GOAL OF THE EXERCISE →
Set down each record below precisely, skipping the pictures.

++++++

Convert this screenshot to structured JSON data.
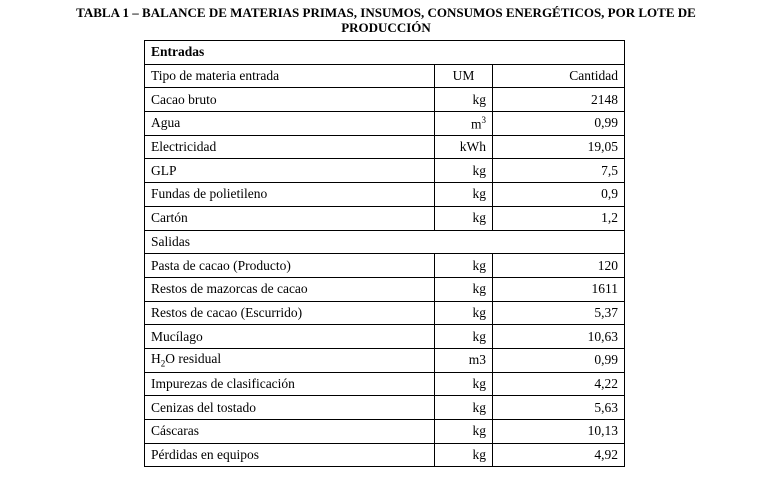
{
  "title": {
    "line1": "TABLA 1 – BALANCE DE MATERIAS PRIMAS, INSUMOS, CONSUMOS ENERGÉTICOS, POR LOTE DE",
    "line2": "PRODUCCIÓN"
  },
  "table": {
    "entradas_label": "Entradas",
    "header": {
      "name": "Tipo de materia entrada",
      "um": "UM",
      "qty": "Cantidad"
    },
    "entradas": [
      {
        "name": "Cacao bruto",
        "um": "kg",
        "qty": "2148"
      },
      {
        "name": "Agua",
        "um_base": "m",
        "um_sup": "3",
        "qty": "0,99"
      },
      {
        "name": "Electricidad",
        "um": "kWh",
        "qty": "19,05"
      },
      {
        "name": "GLP",
        "um": "kg",
        "qty": "7,5"
      },
      {
        "name": "Fundas de polietileno",
        "um": "kg",
        "qty": "0,9"
      },
      {
        "name": "Cartón",
        "um": "kg",
        "qty": "1,2"
      }
    ],
    "salidas_label": "Salidas",
    "salidas": [
      {
        "name": "Pasta de cacao (Producto)",
        "um": "kg",
        "qty": "120"
      },
      {
        "name": "Restos de mazorcas de cacao",
        "um": "kg",
        "qty": "1611"
      },
      {
        "name": "Restos de cacao (Escurrido)",
        "um": "kg",
        "qty": "5,37"
      },
      {
        "name": "Mucílago",
        "um": "kg",
        "qty": "10,63"
      },
      {
        "name_pre": "H",
        "name_sub": "2",
        "name_post": "O residual",
        "um": "m3",
        "qty": "0,99"
      },
      {
        "name": "Impurezas de clasificación",
        "um": "kg",
        "qty": "4,22"
      },
      {
        "name": "Cenizas del tostado",
        "um": "kg",
        "qty": "5,63"
      },
      {
        "name": "Cáscaras",
        "um": "kg",
        "qty": "10,13"
      },
      {
        "name": "Pérdidas en equipos",
        "um": "kg",
        "qty": "4,92"
      }
    ]
  }
}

++++++

WRITTEN RESPONSE →
Convert this screenshot to structured JSON data.
{
  "title": {
    "line1": "TABLA 1 – BALANCE DE MATERIAS PRIMAS, INSUMOS, CONSUMOS ENERGÉTICOS, POR LOTE DE",
    "line2": "PRODUCCIÓN"
  },
  "table": {
    "entradas_label": "Entradas",
    "header": {
      "name": "Tipo de materia entrada",
      "um": "UM",
      "qty": "Cantidad"
    },
    "entradas": [
      {
        "name": "Cacao bruto",
        "um": "kg",
        "qty": "2148"
      },
      {
        "name": "Agua",
        "um_base": "m",
        "um_sup": "3",
        "qty": "0,99"
      },
      {
        "name": "Electricidad",
        "um": "kWh",
        "qty": "19,05"
      },
      {
        "name": "GLP",
        "um": "kg",
        "qty": "7,5"
      },
      {
        "name": "Fundas de polietileno",
        "um": "kg",
        "qty": "0,9"
      },
      {
        "name": "Cartón",
        "um": "kg",
        "qty": "1,2"
      }
    ],
    "salidas_label": "Salidas",
    "salidas": [
      {
        "name": "Pasta de cacao (Producto)",
        "um": "kg",
        "qty": "120"
      },
      {
        "name": "Restos de mazorcas de cacao",
        "um": "kg",
        "qty": "1611"
      },
      {
        "name": "Restos de cacao (Escurrido)",
        "um": "kg",
        "qty": "5,37"
      },
      {
        "name": "Mucílago",
        "um": "kg",
        "qty": "10,63"
      },
      {
        "name_pre": "H",
        "name_sub": "2",
        "name_post": "O residual",
        "um": "m3",
        "qty": "0,99"
      },
      {
        "name": "Impurezas de clasificación",
        "um": "kg",
        "qty": "4,22"
      },
      {
        "name": "Cenizas del tostado",
        "um": "kg",
        "qty": "5,63"
      },
      {
        "name": "Cáscaras",
        "um": "kg",
        "qty": "10,13"
      },
      {
        "name": "Pérdidas en equipos",
        "um": "kg",
        "qty": "4,92"
      }
    ]
  }
}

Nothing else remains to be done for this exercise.